··· Dataset entries
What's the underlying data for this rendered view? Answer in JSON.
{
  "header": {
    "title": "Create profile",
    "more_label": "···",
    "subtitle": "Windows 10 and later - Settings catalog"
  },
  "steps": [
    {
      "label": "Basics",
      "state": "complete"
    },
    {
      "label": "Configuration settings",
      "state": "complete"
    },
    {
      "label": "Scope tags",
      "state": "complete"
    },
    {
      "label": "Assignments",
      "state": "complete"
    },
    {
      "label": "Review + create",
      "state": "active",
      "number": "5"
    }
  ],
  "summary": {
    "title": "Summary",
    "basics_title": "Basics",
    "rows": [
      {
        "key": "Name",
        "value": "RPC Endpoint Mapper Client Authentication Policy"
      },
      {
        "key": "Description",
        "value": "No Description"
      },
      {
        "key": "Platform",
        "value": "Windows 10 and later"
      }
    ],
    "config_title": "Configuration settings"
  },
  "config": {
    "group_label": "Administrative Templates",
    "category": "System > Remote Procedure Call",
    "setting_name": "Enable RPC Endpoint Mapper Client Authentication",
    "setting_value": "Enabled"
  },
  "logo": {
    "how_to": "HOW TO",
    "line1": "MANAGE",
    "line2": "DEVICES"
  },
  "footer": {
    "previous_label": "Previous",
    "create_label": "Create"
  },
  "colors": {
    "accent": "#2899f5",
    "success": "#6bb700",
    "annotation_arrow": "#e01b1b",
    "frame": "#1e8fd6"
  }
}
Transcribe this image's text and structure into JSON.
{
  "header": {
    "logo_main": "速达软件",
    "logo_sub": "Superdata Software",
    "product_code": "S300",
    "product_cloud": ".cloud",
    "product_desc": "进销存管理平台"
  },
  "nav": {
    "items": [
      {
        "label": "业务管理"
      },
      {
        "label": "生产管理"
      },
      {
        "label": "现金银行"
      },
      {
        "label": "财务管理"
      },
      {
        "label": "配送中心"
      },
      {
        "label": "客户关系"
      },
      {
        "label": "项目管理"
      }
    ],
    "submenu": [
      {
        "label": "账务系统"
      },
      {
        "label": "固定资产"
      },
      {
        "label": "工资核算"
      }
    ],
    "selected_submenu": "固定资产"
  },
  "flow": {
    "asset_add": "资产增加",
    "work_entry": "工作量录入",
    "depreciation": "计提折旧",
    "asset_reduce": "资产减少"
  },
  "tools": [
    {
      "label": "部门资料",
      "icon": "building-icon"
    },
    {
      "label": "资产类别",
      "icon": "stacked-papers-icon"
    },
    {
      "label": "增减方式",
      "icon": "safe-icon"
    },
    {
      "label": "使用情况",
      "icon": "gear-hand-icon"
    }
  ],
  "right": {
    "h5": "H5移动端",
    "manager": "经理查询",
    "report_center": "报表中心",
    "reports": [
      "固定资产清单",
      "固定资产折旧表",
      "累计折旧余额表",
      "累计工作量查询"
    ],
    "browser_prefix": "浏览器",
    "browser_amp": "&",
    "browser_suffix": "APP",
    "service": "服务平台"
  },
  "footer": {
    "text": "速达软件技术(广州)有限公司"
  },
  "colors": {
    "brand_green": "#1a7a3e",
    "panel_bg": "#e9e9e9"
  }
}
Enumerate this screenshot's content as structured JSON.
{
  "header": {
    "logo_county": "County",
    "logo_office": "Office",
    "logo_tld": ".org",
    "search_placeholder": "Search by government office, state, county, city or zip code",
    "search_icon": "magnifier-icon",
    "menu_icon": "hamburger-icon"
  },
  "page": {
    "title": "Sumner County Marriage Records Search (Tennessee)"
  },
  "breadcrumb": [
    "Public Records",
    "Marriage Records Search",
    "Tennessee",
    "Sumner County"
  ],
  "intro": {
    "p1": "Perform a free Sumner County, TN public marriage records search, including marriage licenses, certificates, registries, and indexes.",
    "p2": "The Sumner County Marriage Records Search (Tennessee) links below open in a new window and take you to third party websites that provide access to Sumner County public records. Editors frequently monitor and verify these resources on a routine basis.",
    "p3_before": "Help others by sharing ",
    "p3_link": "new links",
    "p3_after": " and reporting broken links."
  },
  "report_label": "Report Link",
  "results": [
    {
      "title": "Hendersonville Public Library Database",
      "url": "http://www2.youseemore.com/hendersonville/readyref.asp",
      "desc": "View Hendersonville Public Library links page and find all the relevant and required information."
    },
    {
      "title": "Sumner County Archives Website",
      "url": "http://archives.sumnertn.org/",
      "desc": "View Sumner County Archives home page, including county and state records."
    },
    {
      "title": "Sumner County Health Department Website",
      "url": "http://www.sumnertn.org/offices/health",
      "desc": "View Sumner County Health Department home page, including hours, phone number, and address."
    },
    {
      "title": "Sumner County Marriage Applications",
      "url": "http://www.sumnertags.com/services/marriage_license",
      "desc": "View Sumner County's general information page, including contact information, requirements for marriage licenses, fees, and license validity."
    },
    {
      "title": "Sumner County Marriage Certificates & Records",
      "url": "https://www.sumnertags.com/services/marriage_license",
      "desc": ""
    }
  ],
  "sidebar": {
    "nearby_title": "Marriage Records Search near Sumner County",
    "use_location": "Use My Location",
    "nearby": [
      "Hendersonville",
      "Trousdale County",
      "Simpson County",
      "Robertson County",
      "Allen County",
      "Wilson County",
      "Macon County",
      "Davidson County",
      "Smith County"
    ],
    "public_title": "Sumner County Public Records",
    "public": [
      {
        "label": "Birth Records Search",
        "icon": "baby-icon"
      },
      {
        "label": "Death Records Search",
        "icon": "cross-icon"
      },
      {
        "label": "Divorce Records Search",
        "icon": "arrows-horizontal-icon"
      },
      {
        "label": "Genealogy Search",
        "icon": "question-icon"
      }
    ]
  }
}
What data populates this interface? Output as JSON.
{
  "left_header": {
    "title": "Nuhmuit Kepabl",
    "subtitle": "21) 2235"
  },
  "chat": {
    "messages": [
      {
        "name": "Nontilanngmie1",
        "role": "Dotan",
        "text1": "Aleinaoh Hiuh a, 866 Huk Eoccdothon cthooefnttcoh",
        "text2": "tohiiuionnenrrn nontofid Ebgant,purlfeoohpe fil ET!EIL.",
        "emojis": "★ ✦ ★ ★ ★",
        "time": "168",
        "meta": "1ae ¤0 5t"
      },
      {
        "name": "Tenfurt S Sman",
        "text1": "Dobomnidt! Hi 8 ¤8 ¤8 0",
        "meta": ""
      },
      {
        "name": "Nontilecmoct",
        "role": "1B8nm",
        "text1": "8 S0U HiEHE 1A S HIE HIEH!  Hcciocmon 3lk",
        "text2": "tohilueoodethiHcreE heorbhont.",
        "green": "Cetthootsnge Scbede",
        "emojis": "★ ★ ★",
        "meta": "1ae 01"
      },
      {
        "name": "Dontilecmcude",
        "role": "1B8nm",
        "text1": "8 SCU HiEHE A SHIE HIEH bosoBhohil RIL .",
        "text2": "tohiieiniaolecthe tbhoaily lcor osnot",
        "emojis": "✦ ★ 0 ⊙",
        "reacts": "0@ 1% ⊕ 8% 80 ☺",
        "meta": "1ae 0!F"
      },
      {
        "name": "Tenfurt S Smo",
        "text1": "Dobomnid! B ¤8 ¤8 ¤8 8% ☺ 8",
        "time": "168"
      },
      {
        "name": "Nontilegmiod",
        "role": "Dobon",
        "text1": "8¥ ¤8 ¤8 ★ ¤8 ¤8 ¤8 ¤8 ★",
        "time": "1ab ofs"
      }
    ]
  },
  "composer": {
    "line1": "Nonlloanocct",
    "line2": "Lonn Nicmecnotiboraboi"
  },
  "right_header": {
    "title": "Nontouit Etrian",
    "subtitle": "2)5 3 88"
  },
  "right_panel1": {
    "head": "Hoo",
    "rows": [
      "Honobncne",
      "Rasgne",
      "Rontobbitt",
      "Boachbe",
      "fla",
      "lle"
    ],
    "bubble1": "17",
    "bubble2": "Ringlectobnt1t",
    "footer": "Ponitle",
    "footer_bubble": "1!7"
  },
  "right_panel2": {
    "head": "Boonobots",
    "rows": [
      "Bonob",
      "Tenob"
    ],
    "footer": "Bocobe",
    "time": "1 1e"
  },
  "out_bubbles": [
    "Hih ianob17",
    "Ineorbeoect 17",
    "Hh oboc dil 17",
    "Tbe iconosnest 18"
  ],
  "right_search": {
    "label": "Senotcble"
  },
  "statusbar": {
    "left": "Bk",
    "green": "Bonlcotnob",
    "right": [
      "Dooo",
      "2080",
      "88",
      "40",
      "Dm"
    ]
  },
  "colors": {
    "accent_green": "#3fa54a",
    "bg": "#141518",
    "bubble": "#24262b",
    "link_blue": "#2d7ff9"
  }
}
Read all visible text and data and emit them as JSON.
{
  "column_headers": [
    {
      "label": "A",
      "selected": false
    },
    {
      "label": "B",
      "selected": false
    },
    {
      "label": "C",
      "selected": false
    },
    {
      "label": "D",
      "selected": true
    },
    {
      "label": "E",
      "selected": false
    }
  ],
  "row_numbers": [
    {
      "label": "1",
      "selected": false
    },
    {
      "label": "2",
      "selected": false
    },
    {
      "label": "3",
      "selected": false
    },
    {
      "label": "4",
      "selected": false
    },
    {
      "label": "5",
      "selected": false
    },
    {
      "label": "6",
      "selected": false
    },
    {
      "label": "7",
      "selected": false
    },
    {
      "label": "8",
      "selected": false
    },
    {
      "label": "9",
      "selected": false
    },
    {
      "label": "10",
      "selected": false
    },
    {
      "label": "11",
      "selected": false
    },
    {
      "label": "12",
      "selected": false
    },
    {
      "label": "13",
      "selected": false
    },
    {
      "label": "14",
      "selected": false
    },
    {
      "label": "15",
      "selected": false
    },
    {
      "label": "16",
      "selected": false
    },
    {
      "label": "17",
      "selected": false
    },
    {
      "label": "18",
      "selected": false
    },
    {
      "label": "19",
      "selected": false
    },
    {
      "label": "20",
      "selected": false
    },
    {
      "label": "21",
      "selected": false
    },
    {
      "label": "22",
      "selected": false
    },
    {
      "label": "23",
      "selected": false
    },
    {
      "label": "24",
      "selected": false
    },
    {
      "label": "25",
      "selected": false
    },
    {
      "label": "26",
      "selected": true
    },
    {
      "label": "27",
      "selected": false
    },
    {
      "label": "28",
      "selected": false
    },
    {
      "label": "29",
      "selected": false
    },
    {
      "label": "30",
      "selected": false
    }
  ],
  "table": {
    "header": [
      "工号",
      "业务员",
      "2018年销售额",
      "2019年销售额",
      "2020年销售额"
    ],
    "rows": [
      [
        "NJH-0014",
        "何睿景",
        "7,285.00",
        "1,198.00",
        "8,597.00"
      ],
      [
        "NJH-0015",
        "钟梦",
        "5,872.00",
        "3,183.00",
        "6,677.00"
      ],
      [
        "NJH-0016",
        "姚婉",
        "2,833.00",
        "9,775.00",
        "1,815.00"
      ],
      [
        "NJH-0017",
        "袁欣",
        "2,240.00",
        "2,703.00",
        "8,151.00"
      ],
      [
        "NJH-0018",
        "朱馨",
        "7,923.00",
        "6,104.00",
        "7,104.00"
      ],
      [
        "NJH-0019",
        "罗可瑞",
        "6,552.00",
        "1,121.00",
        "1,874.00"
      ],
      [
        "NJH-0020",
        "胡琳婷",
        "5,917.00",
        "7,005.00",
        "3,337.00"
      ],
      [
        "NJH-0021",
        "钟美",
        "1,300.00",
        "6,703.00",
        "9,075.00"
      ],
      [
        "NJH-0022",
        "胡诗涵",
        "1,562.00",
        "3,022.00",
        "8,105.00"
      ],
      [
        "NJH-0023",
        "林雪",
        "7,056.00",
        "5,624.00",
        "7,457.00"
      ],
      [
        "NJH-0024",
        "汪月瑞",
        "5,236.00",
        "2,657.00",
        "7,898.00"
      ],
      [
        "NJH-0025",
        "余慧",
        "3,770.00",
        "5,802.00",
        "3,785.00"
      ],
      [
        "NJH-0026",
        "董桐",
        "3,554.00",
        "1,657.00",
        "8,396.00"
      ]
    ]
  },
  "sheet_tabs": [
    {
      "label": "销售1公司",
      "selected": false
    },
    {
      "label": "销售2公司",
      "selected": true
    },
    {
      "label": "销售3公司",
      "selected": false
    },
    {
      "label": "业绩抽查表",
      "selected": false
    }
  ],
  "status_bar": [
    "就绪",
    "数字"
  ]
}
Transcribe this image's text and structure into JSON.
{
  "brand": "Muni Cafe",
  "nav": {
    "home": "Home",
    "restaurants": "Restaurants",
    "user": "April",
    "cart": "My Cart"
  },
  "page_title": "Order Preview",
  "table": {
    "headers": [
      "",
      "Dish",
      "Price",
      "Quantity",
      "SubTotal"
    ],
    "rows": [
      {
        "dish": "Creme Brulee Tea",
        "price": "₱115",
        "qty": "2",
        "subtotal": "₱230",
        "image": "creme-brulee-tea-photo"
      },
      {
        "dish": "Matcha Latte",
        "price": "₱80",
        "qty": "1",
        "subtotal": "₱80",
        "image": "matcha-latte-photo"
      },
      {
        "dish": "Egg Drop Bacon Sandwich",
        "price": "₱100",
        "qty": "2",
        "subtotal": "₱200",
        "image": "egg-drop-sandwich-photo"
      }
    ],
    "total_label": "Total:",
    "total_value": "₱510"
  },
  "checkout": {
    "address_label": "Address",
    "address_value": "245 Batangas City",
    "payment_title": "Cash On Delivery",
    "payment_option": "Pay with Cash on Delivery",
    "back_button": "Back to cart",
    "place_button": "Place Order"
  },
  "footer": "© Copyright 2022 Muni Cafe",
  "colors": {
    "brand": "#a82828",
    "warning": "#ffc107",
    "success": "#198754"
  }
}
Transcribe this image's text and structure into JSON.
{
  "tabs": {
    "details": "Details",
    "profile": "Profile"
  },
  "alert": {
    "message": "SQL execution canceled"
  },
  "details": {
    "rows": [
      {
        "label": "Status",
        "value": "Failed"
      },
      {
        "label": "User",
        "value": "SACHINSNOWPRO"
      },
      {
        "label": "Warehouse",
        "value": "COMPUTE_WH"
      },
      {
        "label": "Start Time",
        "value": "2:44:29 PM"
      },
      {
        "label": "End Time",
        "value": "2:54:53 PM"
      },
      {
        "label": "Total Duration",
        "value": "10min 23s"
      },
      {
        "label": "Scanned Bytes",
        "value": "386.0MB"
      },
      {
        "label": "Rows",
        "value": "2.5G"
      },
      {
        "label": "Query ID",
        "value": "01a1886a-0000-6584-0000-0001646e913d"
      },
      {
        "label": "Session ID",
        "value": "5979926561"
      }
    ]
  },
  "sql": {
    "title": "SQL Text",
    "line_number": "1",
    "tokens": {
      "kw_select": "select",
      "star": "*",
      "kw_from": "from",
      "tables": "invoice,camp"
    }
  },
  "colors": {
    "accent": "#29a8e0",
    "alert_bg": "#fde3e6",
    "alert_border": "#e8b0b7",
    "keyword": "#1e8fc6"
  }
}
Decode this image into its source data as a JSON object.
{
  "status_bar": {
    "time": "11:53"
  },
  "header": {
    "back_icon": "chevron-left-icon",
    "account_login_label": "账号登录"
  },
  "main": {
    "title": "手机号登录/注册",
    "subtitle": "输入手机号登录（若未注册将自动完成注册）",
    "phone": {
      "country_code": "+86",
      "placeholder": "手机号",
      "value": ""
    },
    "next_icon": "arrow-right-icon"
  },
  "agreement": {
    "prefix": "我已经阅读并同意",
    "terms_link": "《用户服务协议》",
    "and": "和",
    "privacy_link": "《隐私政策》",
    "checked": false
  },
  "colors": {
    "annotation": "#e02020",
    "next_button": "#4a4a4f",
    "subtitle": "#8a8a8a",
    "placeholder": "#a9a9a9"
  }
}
······
Prompt:
Show each line of the data that contains the string "photo".

Written solution:
        "image": "creme-brulee-tea-photo"
        "image": "matcha-latte-photo"
        "image": "egg-drop-sandwich-photo"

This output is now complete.